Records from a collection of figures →
= = =
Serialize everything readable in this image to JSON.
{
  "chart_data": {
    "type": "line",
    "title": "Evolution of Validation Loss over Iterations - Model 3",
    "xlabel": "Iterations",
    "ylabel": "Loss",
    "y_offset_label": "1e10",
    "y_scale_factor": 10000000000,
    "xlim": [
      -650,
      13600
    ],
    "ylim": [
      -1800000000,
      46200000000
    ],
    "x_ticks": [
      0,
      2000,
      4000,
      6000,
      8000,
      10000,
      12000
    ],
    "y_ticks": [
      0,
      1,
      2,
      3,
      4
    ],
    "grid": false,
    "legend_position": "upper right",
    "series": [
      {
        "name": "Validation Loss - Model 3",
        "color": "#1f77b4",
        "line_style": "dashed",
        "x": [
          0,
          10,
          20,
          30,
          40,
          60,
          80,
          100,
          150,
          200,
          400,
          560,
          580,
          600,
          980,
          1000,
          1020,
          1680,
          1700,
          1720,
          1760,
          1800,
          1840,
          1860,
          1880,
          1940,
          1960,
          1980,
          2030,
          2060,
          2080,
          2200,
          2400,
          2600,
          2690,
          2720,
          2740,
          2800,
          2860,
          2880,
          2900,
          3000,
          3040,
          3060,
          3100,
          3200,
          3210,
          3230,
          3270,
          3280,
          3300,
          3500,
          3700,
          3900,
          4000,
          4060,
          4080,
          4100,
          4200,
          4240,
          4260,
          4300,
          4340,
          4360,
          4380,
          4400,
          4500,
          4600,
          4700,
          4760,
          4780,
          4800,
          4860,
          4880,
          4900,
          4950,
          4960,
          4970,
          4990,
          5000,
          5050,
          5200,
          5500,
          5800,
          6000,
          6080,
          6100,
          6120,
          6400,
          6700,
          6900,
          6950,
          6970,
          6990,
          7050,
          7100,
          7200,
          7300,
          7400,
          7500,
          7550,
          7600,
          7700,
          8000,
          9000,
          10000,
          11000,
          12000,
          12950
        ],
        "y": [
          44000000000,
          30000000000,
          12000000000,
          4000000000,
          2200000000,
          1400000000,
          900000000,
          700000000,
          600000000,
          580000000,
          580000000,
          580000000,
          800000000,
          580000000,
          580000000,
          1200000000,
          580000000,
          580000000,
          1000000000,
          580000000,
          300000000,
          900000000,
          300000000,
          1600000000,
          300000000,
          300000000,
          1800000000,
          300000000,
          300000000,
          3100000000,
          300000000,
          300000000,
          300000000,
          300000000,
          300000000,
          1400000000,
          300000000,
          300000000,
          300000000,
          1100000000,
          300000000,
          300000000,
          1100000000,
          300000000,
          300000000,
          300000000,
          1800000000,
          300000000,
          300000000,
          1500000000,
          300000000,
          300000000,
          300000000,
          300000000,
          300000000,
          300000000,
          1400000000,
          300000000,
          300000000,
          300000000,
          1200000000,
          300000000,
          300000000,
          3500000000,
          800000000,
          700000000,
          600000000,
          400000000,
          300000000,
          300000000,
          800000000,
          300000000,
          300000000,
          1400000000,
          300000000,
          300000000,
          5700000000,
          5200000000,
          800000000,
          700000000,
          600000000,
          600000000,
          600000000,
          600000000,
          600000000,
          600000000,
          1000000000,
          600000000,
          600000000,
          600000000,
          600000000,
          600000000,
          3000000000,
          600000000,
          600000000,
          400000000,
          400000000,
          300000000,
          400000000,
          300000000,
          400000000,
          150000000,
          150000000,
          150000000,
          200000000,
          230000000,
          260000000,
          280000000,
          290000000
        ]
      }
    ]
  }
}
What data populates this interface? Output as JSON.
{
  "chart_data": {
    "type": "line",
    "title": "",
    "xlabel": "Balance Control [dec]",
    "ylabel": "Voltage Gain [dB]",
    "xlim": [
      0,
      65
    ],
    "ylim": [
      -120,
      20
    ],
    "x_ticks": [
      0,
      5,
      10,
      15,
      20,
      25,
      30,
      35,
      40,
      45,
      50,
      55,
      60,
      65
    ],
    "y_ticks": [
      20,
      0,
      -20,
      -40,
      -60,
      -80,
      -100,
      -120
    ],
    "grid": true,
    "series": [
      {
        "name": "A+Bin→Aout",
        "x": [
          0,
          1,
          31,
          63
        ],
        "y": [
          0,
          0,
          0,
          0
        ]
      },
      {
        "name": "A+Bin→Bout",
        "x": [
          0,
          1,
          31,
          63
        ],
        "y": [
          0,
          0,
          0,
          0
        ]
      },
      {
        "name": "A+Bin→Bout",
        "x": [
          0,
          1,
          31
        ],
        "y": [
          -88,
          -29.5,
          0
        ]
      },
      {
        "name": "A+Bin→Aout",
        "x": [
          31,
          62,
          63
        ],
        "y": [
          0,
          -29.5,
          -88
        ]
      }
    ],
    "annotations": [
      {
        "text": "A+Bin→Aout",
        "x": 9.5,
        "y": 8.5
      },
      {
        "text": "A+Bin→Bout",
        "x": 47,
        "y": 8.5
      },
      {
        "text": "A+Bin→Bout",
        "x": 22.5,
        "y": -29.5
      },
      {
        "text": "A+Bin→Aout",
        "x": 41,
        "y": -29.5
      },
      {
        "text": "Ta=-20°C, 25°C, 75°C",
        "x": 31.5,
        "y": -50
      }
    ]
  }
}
= = =
Work to do → Give only the count of lines in which the string "this" appears.

Solved exercise → 2